===== Data extract

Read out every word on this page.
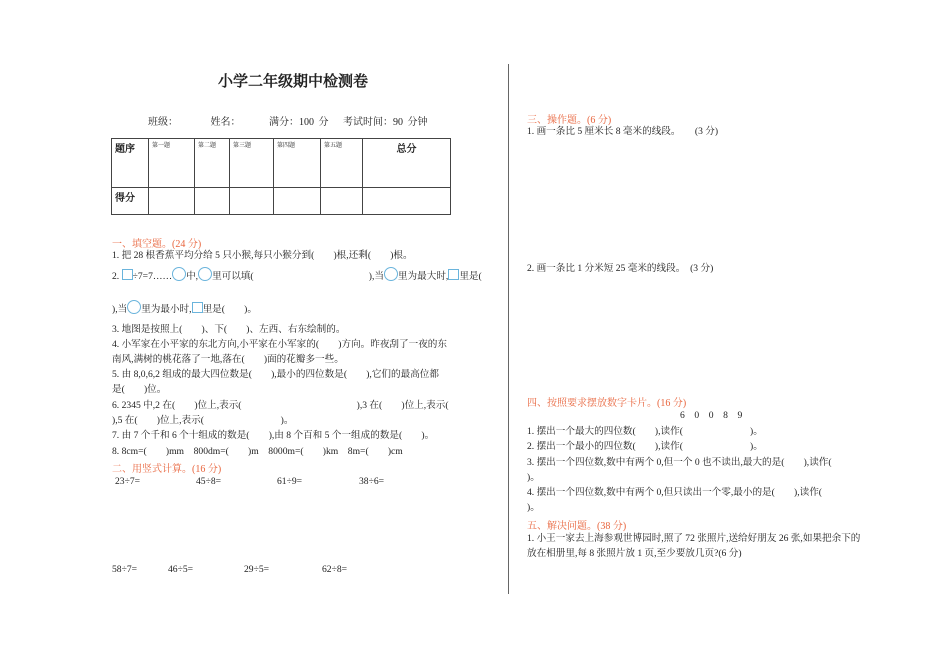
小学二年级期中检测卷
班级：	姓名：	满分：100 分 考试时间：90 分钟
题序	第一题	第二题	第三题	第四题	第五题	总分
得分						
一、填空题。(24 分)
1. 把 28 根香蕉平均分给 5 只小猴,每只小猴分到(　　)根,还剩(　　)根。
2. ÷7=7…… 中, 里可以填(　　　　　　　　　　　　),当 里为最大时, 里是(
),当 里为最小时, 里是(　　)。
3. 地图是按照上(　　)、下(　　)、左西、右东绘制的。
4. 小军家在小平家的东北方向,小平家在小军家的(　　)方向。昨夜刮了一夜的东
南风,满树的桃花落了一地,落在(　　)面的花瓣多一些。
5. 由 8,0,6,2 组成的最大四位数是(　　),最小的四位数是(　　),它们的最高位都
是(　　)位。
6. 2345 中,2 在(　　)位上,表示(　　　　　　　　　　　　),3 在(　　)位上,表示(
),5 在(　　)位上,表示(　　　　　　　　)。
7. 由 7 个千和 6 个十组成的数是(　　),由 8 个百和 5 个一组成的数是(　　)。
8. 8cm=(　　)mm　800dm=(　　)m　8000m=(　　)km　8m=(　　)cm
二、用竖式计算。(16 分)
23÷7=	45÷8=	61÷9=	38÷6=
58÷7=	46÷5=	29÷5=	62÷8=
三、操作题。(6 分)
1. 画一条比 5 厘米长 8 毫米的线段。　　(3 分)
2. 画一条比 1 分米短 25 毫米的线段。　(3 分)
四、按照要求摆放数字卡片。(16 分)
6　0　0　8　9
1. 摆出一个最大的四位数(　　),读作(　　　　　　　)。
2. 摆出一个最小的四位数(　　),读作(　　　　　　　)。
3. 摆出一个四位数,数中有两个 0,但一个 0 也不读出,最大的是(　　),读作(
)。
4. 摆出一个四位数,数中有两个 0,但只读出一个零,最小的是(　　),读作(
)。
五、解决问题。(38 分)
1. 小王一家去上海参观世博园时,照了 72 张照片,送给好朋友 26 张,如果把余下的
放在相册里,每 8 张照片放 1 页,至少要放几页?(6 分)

==========

#### [What is expected]
List the lines of the entries that include "摆出一个四位数".

#### [Solution to this exercise]
3. 摆出一个四位数,数中有两个 0,但一个 0 也不读出,最大的是(　　),读作(
4. 摆出一个四位数,数中有两个 0,但只读出一个零,最小的是(　　),读作(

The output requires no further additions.